RECORDS FOR PROCESSING:

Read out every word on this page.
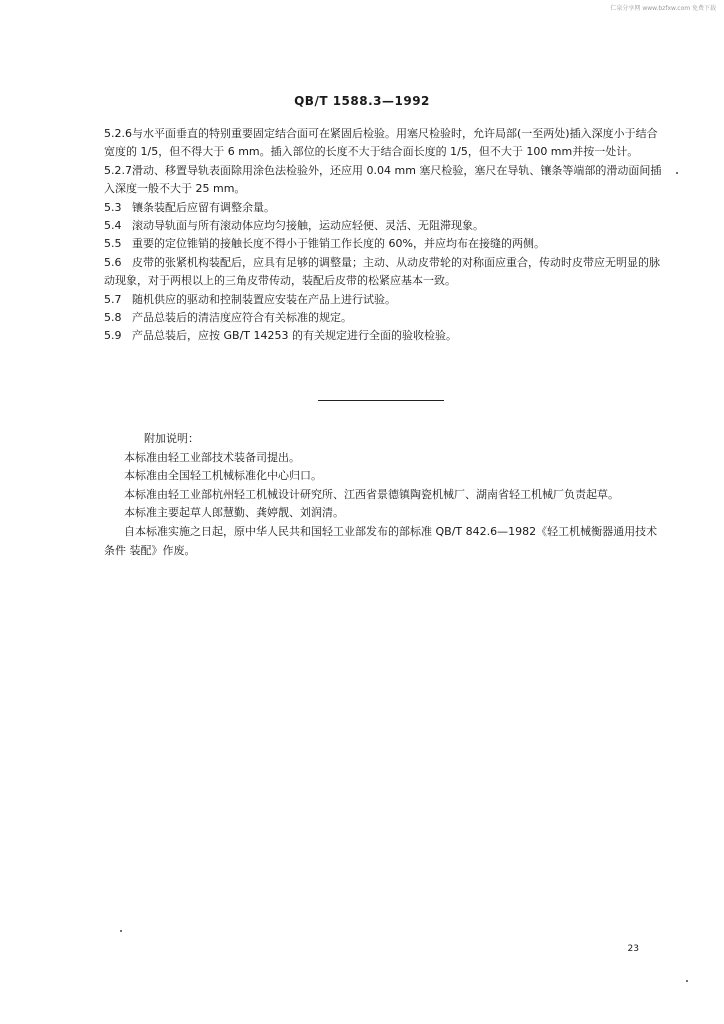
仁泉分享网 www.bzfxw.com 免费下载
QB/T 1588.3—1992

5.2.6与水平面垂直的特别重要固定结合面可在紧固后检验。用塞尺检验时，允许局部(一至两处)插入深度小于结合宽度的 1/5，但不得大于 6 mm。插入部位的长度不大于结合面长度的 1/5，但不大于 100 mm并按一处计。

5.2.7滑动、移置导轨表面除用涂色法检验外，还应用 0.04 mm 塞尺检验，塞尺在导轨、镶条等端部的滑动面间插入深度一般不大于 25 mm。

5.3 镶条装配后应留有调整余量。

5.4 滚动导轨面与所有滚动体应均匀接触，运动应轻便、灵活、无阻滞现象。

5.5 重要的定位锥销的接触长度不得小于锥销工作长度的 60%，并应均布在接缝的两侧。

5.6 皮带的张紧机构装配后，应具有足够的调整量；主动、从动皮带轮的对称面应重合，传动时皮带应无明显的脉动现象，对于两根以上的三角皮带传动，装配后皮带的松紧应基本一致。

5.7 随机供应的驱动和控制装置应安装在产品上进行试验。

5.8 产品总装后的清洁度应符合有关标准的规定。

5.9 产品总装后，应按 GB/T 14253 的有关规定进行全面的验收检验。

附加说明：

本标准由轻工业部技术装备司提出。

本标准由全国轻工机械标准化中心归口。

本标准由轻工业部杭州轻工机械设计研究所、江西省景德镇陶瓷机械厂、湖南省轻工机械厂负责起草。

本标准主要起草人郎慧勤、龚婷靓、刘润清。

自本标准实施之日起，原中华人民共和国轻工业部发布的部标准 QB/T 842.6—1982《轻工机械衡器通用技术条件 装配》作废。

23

* * *

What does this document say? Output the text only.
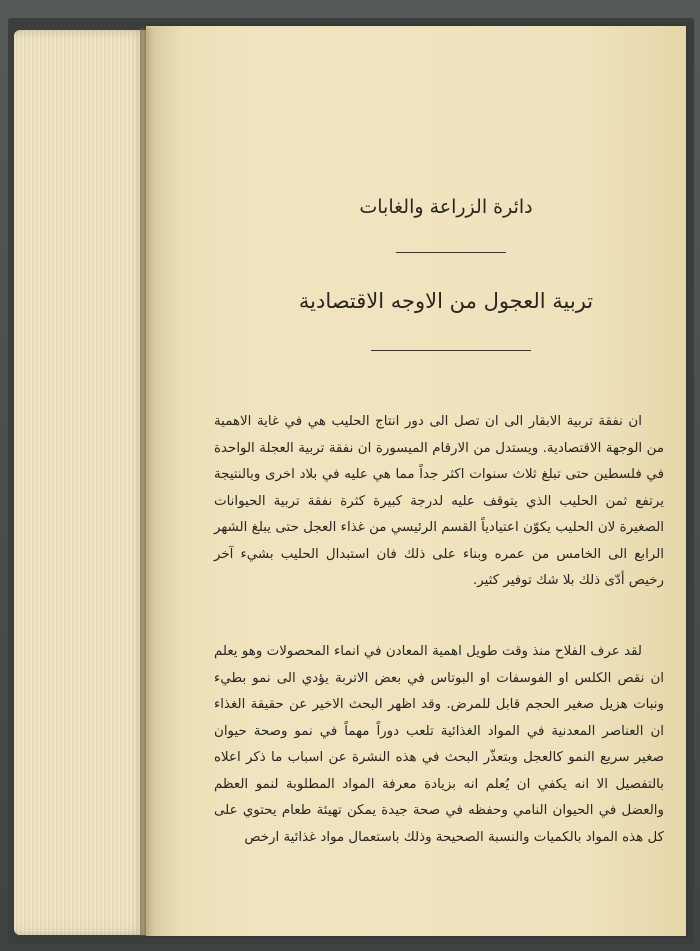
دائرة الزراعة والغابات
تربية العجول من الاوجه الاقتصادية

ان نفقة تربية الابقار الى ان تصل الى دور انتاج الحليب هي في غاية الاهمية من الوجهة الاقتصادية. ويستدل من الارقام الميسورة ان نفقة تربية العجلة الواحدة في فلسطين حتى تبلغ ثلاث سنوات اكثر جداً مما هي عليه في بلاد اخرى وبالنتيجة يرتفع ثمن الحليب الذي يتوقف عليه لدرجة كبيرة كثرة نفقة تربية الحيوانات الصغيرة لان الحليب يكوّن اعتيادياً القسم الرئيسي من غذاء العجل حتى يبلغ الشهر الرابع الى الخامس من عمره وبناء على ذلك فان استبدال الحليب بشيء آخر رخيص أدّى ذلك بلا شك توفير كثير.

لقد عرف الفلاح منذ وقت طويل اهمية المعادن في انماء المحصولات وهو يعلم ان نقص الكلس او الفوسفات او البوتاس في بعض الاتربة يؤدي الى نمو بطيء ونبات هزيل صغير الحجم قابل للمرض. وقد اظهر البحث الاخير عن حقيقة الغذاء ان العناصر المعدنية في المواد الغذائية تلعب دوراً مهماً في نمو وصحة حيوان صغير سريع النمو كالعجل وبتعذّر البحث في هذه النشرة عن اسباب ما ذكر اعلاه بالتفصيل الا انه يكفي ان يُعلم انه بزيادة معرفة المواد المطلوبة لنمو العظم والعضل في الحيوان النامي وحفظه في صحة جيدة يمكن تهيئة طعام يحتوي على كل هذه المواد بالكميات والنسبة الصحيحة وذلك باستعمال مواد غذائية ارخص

---

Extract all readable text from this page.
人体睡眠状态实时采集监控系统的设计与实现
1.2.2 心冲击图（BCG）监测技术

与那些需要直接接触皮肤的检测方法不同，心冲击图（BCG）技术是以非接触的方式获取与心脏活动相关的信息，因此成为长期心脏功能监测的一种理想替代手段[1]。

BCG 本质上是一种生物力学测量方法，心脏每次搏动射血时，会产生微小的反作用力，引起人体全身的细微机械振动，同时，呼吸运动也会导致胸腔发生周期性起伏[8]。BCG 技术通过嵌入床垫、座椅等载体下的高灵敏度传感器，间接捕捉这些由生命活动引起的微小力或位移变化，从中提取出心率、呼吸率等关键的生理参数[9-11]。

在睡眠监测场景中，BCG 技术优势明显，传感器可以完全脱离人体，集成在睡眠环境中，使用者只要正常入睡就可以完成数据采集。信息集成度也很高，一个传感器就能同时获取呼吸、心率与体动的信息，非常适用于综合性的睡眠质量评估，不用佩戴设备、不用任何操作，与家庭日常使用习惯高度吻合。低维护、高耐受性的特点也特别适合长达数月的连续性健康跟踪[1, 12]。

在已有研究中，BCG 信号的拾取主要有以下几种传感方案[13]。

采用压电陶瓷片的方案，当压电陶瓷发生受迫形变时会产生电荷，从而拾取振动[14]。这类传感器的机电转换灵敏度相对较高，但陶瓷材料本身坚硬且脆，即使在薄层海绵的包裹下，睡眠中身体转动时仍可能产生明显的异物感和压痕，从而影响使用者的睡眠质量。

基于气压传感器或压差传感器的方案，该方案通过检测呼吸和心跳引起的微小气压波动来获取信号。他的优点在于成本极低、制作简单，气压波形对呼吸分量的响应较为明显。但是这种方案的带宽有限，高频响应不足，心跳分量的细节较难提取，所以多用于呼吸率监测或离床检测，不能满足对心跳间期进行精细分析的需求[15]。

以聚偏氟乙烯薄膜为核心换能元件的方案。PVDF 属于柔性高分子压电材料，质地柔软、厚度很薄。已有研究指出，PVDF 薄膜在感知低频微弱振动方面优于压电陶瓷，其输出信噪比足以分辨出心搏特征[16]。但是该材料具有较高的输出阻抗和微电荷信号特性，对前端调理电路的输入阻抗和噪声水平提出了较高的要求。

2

REQUEST:
Determine how many lines include the word "تربية" and report that number by itself.

EXERCISE SOLUTION:
2